start Supplied passage
We don't have time to wait for the worst offenders to change their ways before improving our own carbon footprint. Per capita Australia is pretty bad.

Australia could be carbon neutral in a few years if it wanted to. They have immense potential for renewable energy.

All this is true. And yet the same arguments didn’t stop us from doing our, admittedly small, part in stopping the use of CFC’s to repair the ozone hole. Our part included curtailing our own use and arguing for global action. Suffice to say that global action made a measurable and undeniably effective impact.

Imagine a child being constantly smacked by bullies. Another child that “only” smacked the first once every few weeks is no less culpable than those that smack it multiple times a day.

The reefs are already lost unless you believe we manage to become carbon neutral before 2040 or so. At 2° almost all coral will die. Already at 1.5° the majority will die.

For balance, I would point out that there is an alternative point of view: https://www.youtube.com/watch?v=M7j75L38PlI

I find it hard to know what to believe. 5 years ago it seemed clear everything was going to hell in a handbasket, now I'm more sceptical, a lot more sceptical, but ultimately unsure.

I'd feel a lot less sceptical if those disagreeing weren't immediately crushed and silenced. If they are so clearly wrong, surely it is easy to show that? Moral emergencies cause humans to behave very badly. Lynch mobs and all that, or Cursaders up to their knees in blood on behalf of their God.
end Supplied passage
start Stored rows
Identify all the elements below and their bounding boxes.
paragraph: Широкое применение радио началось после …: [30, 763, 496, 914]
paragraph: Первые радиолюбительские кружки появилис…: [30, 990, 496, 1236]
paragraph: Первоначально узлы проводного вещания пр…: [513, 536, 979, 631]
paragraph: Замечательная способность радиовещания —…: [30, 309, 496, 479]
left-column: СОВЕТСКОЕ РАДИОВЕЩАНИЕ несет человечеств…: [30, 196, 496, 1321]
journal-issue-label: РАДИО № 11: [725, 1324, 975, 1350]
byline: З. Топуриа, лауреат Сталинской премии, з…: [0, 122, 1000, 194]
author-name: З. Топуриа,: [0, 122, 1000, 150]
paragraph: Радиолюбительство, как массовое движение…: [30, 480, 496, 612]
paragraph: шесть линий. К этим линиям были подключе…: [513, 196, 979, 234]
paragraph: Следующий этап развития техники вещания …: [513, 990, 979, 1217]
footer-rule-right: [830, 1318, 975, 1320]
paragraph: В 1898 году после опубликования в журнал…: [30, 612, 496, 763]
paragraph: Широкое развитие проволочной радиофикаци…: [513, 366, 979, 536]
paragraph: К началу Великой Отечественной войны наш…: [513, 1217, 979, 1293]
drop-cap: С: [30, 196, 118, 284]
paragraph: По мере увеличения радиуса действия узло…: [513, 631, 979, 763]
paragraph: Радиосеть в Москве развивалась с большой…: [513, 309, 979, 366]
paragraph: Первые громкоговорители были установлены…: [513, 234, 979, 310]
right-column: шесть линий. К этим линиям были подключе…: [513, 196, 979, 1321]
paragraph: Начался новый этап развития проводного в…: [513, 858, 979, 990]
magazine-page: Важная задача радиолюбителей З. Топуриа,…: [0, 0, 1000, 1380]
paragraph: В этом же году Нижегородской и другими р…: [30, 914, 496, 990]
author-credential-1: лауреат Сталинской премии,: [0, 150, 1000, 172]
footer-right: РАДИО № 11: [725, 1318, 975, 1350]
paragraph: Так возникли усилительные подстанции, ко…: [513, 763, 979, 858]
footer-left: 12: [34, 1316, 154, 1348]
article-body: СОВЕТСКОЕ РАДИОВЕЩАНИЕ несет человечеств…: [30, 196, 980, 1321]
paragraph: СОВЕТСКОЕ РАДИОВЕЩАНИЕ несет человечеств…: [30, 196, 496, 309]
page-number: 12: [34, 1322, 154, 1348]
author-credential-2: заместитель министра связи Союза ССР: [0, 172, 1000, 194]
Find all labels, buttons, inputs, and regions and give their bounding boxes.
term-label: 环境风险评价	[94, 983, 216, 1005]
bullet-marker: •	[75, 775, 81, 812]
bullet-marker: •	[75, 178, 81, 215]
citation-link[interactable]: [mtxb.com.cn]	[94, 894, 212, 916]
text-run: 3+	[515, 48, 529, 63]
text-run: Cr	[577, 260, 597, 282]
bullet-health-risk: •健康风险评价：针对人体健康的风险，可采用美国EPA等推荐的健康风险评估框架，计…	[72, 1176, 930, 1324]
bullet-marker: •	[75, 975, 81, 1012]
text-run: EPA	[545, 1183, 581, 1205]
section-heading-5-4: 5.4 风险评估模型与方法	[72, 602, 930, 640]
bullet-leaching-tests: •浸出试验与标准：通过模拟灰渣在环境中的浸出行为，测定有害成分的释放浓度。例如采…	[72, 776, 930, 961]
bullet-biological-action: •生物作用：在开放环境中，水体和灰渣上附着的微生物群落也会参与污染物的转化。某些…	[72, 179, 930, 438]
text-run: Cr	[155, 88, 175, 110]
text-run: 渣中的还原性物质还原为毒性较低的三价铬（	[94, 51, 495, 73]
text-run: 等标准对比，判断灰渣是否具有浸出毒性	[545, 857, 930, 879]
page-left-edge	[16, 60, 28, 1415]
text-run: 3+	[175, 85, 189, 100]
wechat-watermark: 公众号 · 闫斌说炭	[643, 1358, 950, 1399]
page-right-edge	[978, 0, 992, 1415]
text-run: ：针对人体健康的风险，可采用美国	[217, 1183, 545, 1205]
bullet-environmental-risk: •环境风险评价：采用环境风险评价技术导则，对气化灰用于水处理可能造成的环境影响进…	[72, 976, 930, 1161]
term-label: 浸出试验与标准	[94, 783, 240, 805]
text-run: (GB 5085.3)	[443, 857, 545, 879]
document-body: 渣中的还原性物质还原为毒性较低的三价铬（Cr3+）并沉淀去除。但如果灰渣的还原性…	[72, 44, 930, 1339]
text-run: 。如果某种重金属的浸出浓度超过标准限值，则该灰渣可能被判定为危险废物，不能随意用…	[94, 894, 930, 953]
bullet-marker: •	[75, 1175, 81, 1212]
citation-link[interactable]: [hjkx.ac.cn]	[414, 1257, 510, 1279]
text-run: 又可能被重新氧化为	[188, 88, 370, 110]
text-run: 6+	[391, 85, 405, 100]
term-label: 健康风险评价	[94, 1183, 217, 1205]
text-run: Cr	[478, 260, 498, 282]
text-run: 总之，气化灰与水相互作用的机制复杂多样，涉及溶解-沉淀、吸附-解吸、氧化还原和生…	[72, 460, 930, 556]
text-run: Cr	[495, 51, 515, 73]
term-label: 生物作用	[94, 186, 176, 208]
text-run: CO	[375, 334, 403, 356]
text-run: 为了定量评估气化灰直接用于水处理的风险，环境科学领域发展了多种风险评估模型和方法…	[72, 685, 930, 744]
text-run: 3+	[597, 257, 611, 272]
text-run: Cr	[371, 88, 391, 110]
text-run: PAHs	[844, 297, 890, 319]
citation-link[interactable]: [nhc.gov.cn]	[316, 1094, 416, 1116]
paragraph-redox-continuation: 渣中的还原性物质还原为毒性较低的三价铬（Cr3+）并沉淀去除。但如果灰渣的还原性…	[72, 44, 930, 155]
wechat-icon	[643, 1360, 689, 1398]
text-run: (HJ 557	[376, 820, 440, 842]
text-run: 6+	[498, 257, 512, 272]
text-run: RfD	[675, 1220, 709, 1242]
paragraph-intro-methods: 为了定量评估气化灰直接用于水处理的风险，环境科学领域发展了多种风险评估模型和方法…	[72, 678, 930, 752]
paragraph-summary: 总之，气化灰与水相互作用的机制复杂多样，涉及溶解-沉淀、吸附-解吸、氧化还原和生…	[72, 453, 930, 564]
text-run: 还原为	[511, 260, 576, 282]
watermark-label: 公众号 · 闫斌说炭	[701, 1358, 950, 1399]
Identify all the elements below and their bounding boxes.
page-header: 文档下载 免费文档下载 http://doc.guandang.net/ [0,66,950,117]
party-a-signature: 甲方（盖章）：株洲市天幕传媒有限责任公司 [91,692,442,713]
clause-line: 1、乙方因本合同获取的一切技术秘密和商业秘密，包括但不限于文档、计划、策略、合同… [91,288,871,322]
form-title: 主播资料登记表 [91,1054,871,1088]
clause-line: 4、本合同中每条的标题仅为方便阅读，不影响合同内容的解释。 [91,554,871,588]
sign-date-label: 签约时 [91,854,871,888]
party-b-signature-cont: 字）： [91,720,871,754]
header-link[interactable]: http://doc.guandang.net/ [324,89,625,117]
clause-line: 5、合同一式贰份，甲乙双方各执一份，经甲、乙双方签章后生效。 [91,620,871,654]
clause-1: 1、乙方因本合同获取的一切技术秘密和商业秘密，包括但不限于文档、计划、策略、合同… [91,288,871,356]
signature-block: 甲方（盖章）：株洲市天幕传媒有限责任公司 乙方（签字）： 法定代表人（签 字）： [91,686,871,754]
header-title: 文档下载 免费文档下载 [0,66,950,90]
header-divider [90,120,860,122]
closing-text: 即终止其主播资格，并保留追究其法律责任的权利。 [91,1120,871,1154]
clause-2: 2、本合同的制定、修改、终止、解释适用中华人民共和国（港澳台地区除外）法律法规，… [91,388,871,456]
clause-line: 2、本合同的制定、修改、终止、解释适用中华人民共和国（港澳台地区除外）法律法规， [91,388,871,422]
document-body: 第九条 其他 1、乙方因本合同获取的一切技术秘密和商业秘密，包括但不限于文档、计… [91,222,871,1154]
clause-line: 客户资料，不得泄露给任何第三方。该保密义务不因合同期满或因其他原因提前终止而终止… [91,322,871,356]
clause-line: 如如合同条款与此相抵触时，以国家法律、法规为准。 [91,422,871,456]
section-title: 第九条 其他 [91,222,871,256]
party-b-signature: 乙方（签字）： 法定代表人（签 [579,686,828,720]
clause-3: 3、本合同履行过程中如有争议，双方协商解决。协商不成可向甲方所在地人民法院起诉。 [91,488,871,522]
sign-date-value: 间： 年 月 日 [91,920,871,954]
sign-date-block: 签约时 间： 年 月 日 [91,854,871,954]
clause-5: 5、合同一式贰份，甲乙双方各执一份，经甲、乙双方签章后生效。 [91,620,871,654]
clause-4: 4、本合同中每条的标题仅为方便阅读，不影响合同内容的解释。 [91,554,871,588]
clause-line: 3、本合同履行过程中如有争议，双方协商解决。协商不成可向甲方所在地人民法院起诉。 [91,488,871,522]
end Stored rows
**Task set:**
a) Quote the records from their first line through the line containing "paragraph: Замечательная способность", including both of those lines.
b) Continue the comments on Australia's climate responsibility from where they stop.
The records have no connection to the text about climate.

**Answers to the tasks:**
a)
Identify all the elements below and their bounding boxes.
paragraph: Широкое применение радио началось после …: [30, 763, 496, 914]
paragraph: Первые радиолюбительские кружки появилис…: [30, 990, 496, 1236]
paragraph: Первоначально узлы проводного вещания пр…: [513, 536, 979, 631]
paragraph: Замечательная способность радиовещания —…: [30, 309, 496, 479]

b)
Before you draw too many conclusions from the outcome of the professor's unfair dismissal trial, please bear in mind what the judge said in passing judgment:

“Media reports have considered that this trial was about silencing persons with controversial or unpopular views.

“Rather, this trial was purely and simply about the proper construction of a clause in an enterprise agreement.”

There are always going to be "alternative points of view" but when 99% of the world's scientists are in agreement on something it's probably worth taking their word for it.

I draw no conclusions about his legal win.

But I do note that he is a scientist who worked on the reef and he completely disagrees.

I additionally note that he was pretty aggressively silenced and his livelihood taken away, "unfairly" according to the courts. I worry that this is how you get to 99% - crushing dissent through intimidation, and not debating? He says he only spoke up because he was so close to retirement age, and he was only able to achieve a legal win because of crowdfunding. Most other scientists are not in that position - the consequences of speaking up would appear terrifying.

Dunno, maybe he is a complete crank, but you can see how it might give a dispassionate observer pause for thought and a bit of discomfort.

Maybe I'm just lazy but I'm pretty sure I'll never be an expert in climate science. So when a near consensus of actual experts in climate science say that something is happening I'm happy to believe them and move on to pondering other mysteries that aren't so clear-cut.

That this guy opposes that consensus and takes funding from interest groups like the IPA, mining companies and cane growers leads me to another, quite possibly equally lazy conclusion.

That he was not treated fairly, I'll take the judge's word on that, too. The university's position was, ironically, partially about the quality of the debate:

“The University has not objected to Professor Ridd's right to comment on quality assurance.

However, the University has objected to the manner in which he has done this. He has sensationalised his comments to attract attention, has criticised and denigrated published work, and has demonstrated a lack of respect for his colleagues and institutions in doing so. Academic rebuttal of his scientific views on the reef has been separately published.”

"near consensus" .. yeah I've come to realise that this is not as straightforward as it is often presented.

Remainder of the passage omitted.